■ DATASET EXCERPTS ■
━━━━

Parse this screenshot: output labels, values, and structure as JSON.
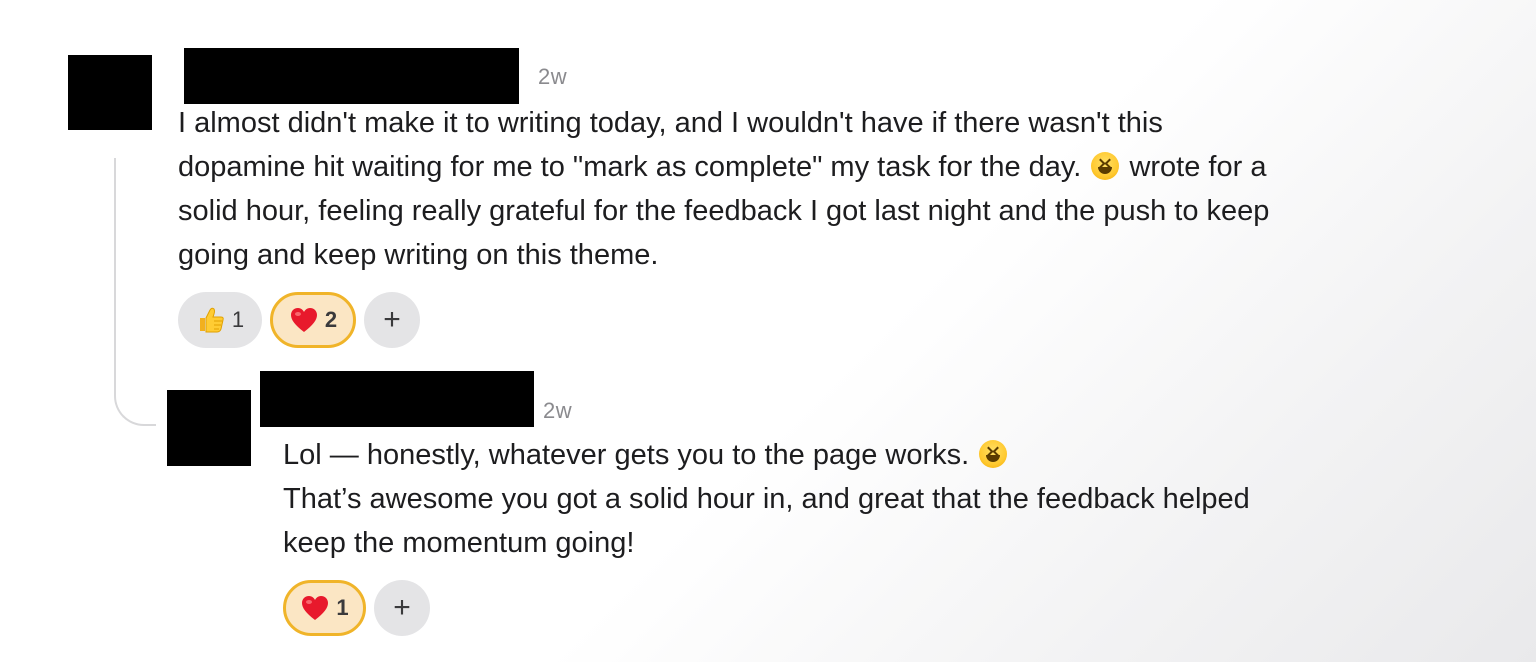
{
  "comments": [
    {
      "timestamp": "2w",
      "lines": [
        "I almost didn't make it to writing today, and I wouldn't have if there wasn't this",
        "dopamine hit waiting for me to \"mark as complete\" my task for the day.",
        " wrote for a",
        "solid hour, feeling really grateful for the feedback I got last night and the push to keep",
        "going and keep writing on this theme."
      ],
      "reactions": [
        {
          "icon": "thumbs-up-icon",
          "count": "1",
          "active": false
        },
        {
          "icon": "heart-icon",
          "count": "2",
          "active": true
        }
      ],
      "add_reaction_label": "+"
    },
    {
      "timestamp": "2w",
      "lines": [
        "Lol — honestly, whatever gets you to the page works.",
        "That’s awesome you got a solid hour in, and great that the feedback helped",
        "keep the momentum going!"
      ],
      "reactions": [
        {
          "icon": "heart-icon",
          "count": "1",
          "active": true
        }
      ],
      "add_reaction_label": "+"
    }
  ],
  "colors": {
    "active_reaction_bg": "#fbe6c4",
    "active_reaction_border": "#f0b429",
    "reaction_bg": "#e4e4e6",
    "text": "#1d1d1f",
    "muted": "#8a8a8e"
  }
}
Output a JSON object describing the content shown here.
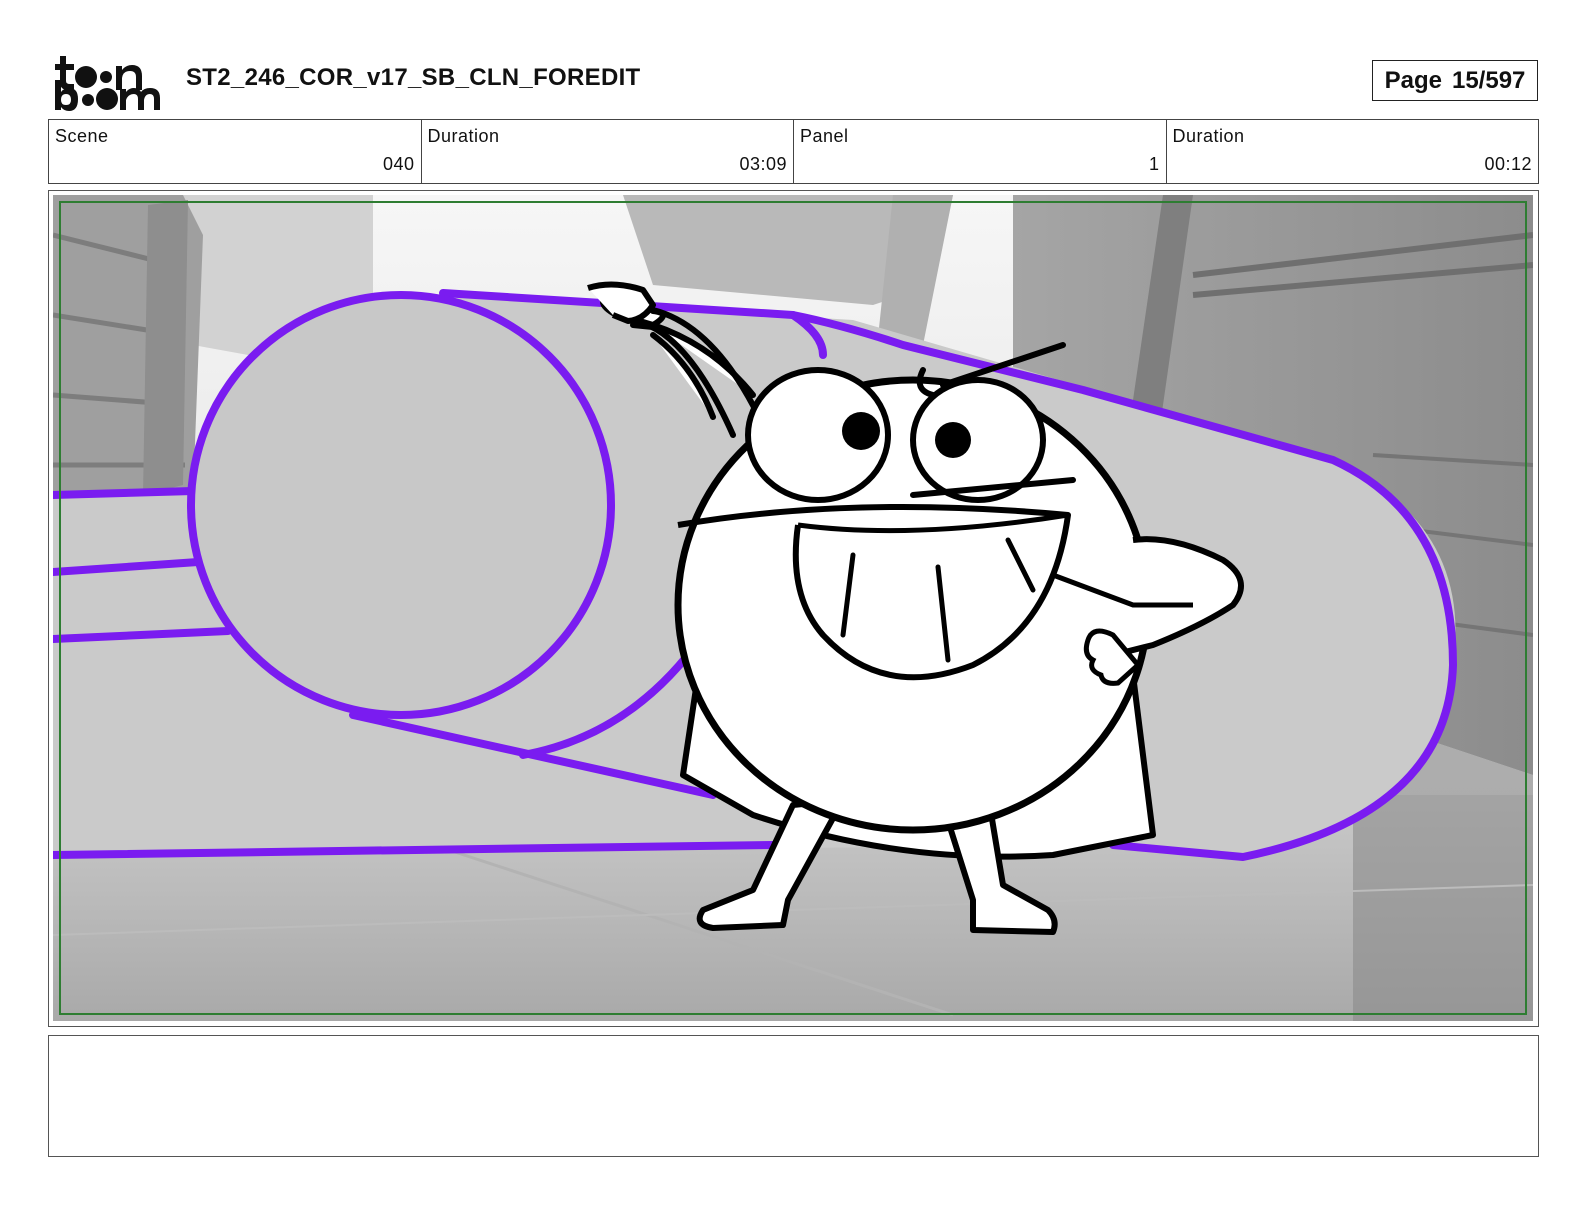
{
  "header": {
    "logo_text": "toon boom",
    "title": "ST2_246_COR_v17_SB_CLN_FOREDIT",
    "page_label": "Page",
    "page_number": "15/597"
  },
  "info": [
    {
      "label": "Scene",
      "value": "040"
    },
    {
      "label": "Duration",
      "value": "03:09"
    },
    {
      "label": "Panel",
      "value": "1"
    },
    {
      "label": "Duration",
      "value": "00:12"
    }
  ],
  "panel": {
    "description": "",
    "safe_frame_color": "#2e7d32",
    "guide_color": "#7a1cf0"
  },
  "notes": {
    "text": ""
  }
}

━━━━

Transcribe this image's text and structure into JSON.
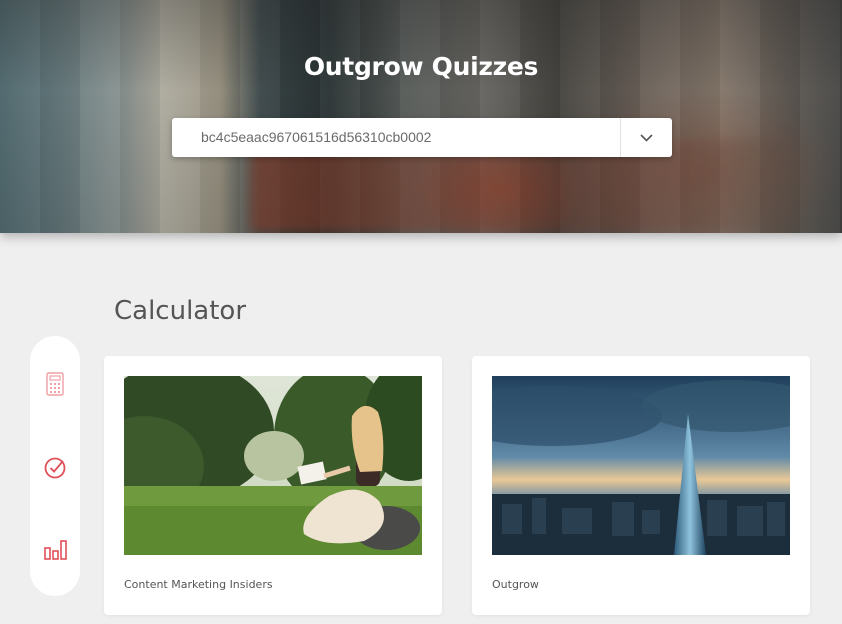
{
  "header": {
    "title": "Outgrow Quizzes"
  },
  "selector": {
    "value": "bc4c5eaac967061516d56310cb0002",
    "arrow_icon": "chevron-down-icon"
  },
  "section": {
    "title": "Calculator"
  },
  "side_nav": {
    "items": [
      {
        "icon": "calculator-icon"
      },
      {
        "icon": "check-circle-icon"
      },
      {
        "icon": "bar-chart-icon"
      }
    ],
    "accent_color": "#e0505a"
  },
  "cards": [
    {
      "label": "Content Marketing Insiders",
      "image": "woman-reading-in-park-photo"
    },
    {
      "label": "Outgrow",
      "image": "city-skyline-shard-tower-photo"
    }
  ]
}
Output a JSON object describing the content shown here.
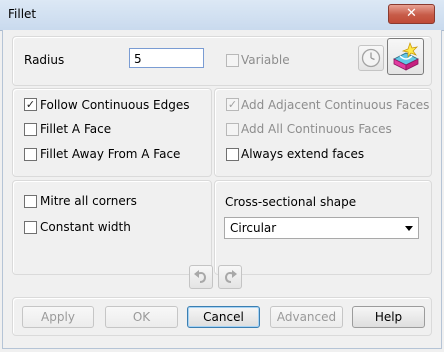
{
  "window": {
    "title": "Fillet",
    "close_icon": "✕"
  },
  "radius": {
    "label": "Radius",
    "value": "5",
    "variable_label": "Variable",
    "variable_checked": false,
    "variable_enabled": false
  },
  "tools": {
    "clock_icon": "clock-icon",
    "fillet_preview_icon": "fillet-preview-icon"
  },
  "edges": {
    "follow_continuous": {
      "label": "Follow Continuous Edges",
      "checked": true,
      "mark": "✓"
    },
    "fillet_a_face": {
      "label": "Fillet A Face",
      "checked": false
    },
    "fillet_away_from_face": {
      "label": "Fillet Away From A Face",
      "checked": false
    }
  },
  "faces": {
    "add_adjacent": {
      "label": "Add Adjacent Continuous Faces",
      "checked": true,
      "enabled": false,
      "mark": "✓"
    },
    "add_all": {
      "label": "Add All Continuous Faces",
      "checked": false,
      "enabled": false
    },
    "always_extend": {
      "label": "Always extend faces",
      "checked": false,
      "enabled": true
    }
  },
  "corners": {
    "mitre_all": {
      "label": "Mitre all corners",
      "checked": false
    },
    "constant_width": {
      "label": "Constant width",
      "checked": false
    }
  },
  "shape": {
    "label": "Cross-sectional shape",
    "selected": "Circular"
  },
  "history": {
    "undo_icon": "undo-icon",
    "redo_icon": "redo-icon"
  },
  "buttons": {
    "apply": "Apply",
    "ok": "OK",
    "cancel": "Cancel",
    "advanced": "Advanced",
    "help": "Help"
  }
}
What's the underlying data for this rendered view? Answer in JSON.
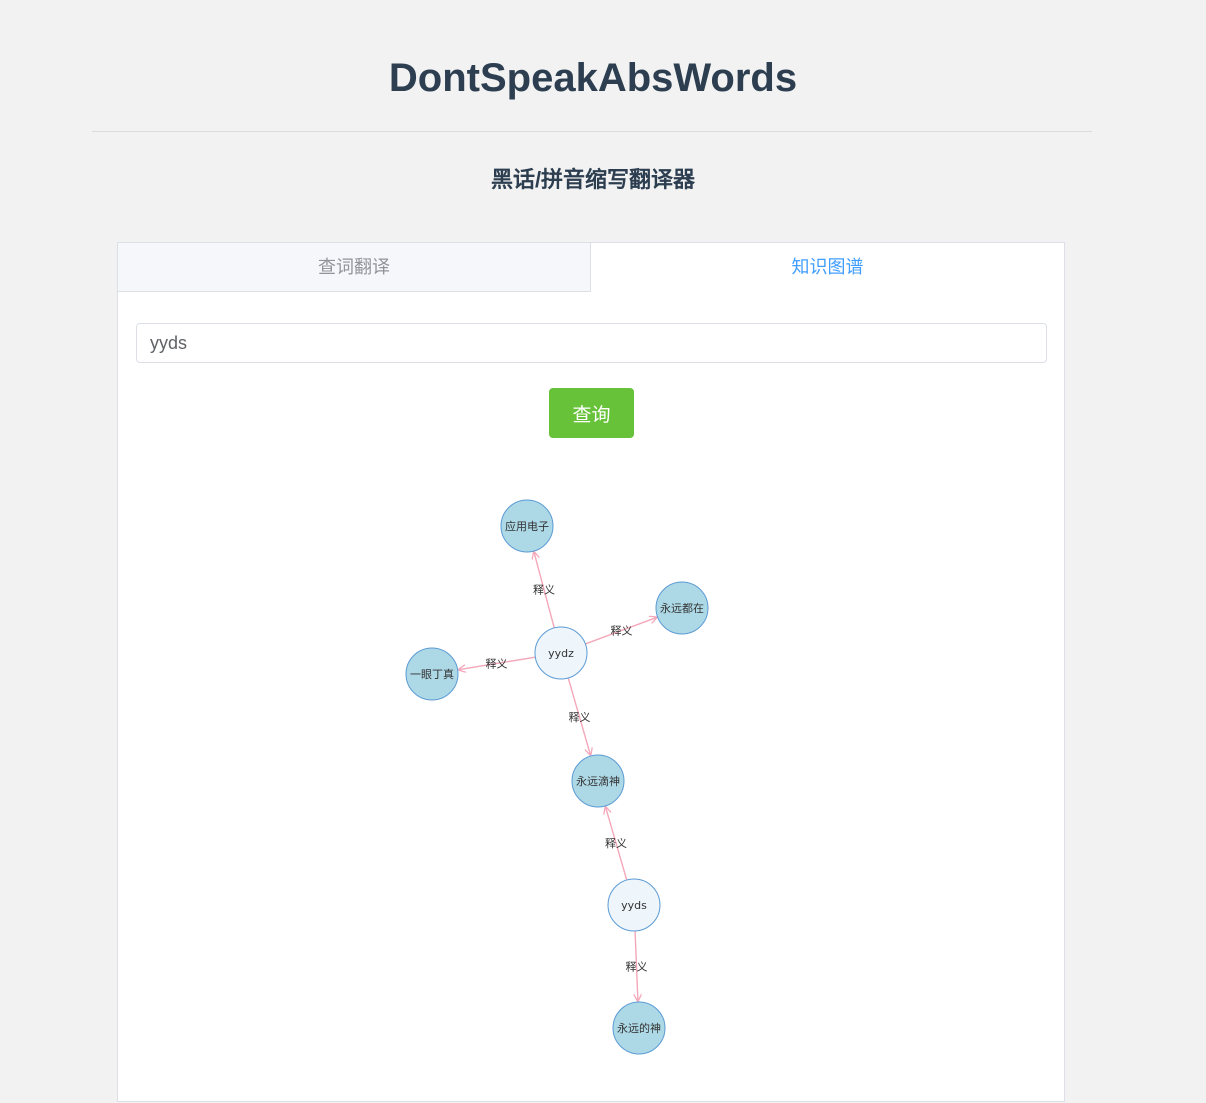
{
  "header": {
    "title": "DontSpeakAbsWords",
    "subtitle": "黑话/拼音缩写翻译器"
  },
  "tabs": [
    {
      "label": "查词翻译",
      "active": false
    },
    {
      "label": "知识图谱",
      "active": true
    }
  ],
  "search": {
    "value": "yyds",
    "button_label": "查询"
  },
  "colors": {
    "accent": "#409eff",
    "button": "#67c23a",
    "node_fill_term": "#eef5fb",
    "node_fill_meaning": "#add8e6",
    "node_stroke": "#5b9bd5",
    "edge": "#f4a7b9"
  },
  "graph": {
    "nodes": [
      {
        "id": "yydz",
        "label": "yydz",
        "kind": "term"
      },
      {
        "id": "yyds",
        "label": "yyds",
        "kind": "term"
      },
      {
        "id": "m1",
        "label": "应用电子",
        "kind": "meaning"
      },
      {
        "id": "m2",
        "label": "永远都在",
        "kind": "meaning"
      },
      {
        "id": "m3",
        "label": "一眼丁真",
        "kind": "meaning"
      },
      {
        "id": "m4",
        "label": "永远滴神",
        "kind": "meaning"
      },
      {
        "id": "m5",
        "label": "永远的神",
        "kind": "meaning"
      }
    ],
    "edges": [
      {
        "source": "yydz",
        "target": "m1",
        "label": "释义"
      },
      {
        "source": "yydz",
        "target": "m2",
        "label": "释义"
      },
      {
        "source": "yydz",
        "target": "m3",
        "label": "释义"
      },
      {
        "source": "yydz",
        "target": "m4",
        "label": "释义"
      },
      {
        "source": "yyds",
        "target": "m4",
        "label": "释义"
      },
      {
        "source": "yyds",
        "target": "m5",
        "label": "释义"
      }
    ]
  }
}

━━━━

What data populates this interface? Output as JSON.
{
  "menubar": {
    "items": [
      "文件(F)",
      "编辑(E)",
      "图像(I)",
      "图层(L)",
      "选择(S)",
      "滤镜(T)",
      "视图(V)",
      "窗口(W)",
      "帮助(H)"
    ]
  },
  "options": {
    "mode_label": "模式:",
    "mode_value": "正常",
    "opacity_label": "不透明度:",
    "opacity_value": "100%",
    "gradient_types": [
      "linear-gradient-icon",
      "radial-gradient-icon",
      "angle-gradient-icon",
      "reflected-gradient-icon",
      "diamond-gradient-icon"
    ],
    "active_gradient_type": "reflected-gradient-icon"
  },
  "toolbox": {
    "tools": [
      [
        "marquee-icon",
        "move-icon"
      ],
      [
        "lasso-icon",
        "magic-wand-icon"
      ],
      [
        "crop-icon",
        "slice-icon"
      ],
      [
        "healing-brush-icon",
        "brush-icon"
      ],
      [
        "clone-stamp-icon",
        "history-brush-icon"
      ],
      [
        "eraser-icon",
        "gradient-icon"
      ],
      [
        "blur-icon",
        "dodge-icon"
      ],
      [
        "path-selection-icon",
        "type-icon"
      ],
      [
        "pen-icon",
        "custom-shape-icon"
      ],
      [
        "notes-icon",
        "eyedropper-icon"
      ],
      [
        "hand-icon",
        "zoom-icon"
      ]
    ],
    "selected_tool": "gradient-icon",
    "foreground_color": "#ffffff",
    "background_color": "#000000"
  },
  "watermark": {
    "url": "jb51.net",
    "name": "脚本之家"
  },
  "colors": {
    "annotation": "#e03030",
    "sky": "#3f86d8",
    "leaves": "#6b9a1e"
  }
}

━━━━

■ WORK TO COMPLETE ■
Gather all lines from the records above in which "image" appears.

■ CORRECT ANSWER ■
Transcribe this image's text and structure into JSON.
      "image": "woman-reading-in-park-photo"
      "image": "city-skyline-shard-tower-photo"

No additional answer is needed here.